▸ **Work to do**
Check every line below for the string "numero", and copy the lines that contain it.

★ ★ ★ ★ ★ ★ ★

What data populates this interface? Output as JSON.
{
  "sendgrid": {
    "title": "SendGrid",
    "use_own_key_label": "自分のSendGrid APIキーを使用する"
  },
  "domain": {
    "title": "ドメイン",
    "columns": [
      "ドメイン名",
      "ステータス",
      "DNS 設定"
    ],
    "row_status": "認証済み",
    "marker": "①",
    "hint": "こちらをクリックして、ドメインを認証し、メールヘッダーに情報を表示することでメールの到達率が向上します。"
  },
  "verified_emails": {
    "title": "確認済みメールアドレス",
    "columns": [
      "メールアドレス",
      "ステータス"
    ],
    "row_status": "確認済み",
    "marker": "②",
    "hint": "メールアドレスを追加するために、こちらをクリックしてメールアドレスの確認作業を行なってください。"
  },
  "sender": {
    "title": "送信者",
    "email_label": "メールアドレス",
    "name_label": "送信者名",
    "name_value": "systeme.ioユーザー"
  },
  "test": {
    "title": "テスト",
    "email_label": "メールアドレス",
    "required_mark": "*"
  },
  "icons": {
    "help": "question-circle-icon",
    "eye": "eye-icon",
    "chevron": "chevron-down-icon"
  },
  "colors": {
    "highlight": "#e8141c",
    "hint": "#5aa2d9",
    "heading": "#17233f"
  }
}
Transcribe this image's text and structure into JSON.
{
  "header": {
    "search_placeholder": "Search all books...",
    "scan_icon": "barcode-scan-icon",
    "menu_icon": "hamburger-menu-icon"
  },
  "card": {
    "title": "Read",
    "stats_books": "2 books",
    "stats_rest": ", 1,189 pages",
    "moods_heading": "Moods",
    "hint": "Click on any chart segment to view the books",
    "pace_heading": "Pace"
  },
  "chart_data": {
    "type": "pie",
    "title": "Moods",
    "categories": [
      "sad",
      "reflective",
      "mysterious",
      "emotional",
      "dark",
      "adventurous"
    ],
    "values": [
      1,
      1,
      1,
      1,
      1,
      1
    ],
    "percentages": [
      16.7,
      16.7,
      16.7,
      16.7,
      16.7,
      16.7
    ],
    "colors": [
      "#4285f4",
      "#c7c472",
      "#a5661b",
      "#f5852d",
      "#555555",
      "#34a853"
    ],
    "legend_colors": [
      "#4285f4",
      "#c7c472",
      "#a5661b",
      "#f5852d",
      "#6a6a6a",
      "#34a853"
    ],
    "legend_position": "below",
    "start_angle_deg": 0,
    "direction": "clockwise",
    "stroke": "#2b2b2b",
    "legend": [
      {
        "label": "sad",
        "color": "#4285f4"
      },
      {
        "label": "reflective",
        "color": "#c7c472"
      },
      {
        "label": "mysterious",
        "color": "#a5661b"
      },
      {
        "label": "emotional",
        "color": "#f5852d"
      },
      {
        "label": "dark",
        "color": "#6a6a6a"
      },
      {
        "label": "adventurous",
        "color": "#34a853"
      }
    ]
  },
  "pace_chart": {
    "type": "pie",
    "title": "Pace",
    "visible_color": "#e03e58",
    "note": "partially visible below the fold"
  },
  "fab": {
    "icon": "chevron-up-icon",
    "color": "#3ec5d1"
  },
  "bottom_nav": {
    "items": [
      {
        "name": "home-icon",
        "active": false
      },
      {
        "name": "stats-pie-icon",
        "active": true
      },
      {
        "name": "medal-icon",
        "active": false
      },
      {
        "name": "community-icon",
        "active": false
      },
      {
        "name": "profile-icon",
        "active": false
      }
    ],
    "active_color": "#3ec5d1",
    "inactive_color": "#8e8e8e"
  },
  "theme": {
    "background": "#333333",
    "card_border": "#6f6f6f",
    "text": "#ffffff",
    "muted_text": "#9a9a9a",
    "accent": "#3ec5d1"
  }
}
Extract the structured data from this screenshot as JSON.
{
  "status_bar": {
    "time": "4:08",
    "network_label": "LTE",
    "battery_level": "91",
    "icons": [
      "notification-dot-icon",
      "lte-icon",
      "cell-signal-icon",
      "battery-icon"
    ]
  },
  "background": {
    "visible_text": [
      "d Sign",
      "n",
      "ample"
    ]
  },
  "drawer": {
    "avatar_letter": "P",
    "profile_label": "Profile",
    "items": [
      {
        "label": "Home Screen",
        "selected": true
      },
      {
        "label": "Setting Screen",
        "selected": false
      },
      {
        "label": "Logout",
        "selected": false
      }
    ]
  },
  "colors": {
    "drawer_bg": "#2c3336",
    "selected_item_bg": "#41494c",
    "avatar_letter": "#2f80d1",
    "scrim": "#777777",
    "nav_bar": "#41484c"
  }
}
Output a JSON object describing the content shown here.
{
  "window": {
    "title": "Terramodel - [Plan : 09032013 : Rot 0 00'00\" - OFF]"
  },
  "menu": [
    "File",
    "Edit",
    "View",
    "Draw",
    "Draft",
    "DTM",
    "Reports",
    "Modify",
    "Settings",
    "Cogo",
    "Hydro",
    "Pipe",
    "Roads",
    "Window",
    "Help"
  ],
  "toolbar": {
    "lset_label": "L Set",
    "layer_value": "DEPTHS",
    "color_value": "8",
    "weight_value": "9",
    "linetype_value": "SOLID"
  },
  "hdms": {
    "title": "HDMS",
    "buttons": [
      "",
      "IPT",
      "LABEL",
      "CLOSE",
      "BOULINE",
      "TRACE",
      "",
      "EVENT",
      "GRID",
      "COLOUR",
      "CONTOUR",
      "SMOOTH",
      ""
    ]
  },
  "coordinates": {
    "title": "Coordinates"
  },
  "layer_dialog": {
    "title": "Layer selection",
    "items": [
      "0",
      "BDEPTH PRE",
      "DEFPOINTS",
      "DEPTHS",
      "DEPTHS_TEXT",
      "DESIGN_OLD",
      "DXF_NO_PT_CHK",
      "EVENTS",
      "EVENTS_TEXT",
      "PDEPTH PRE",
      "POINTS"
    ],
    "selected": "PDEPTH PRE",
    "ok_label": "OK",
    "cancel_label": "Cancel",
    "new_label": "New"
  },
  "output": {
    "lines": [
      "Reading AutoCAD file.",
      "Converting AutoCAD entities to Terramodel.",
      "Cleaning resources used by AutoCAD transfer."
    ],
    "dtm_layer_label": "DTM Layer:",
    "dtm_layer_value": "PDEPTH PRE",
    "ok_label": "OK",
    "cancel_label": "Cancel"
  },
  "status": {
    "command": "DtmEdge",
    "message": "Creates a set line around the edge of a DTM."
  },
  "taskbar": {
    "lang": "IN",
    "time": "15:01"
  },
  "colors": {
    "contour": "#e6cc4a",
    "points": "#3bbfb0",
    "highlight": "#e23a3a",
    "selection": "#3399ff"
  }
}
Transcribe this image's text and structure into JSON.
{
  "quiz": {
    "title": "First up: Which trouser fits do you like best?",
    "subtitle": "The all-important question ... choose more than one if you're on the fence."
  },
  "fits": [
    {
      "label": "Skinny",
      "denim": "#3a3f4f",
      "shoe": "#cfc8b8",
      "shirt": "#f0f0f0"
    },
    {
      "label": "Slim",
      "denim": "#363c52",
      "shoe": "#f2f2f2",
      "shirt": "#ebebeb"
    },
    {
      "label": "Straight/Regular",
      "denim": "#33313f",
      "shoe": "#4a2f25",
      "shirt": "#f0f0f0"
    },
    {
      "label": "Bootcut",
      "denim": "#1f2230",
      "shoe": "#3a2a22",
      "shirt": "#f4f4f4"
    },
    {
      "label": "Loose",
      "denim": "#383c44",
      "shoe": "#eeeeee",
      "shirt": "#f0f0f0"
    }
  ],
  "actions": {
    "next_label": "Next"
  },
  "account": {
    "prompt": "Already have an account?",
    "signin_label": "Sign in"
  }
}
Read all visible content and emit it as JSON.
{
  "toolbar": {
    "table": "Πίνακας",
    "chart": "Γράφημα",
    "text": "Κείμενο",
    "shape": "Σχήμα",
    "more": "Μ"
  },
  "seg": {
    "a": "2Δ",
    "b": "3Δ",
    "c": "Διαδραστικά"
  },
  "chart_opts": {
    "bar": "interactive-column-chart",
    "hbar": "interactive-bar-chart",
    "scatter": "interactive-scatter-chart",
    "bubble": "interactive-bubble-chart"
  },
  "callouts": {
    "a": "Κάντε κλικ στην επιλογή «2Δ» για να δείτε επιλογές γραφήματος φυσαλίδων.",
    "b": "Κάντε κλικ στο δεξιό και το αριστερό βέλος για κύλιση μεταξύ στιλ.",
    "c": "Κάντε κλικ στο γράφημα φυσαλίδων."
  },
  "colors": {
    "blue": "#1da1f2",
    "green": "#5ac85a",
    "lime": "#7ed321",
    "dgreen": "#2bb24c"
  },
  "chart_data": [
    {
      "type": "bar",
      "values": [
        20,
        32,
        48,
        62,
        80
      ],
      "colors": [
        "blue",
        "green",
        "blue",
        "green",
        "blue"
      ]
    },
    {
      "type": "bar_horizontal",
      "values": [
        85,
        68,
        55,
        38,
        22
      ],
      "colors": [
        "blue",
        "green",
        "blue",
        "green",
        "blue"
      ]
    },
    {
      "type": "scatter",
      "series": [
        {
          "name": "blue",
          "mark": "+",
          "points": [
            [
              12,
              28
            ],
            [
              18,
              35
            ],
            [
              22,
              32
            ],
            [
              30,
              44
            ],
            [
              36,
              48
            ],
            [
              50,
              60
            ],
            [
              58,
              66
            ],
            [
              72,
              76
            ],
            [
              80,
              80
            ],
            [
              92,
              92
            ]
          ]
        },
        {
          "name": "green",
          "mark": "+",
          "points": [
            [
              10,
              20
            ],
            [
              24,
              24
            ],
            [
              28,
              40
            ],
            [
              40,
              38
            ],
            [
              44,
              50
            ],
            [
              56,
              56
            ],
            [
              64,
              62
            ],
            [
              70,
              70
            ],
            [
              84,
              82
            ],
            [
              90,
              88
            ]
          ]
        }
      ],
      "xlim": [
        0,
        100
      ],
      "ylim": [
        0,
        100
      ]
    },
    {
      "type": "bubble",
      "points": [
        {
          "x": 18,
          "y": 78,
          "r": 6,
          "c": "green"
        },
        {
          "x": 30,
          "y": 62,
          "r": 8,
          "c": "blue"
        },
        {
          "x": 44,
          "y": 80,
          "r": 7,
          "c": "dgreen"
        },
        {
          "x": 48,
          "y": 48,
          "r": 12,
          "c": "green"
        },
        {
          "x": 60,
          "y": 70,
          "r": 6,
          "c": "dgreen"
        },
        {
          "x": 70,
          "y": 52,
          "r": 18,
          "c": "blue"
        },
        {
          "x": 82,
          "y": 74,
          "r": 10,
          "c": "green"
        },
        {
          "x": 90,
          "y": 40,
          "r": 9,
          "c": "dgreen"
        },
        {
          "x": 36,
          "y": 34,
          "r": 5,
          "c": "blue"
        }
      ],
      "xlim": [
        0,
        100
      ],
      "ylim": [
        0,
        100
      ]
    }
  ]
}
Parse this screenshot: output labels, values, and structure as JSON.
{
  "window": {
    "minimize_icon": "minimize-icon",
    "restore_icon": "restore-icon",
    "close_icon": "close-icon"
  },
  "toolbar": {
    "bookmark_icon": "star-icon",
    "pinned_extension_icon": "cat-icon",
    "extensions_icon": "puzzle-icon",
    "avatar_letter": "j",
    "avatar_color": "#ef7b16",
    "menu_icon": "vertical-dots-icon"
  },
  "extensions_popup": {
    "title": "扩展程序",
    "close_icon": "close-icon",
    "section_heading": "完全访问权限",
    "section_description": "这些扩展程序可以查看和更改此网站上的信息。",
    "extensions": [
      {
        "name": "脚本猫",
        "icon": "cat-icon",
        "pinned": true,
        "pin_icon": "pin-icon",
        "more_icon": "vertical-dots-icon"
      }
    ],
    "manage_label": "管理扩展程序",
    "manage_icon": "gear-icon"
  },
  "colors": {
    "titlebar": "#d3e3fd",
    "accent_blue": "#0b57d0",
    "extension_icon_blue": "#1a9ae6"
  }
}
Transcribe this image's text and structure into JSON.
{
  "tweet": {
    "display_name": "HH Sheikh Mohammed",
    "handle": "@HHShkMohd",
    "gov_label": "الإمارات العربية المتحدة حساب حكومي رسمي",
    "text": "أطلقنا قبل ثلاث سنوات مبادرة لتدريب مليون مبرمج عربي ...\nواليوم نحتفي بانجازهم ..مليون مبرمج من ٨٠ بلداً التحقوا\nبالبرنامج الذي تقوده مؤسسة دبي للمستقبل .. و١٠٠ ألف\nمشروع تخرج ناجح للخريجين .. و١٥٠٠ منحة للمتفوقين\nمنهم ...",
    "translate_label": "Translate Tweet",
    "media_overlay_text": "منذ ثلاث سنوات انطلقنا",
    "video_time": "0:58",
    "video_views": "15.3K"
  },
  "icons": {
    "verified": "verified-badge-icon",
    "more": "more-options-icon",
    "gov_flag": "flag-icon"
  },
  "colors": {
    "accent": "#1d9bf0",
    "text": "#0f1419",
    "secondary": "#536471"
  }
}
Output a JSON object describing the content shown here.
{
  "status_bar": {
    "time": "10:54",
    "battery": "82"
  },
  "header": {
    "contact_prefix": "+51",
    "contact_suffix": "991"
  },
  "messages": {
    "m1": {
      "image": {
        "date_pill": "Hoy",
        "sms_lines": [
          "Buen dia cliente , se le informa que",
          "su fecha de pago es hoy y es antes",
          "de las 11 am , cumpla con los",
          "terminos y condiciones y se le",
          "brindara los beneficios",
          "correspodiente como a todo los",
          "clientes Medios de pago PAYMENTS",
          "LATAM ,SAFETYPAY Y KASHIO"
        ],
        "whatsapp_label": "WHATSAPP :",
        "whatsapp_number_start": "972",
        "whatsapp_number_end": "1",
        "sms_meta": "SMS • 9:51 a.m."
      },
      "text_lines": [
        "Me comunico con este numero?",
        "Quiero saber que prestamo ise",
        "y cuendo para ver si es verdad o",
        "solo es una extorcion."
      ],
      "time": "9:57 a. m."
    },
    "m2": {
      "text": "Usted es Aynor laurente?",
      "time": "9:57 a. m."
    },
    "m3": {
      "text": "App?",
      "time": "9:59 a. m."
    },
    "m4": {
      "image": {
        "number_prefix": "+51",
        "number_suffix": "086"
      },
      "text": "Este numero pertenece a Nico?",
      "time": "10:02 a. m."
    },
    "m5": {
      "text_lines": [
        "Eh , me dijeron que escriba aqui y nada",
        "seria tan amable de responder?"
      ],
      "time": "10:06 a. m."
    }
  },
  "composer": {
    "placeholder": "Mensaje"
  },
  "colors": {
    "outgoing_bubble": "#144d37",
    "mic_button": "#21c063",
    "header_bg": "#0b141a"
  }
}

★ ★ ★ ★ ★ ★ ★

▸ **Result**
        "Me comunico con este numero?",
      "text": "Este numero pertenece a Nico?",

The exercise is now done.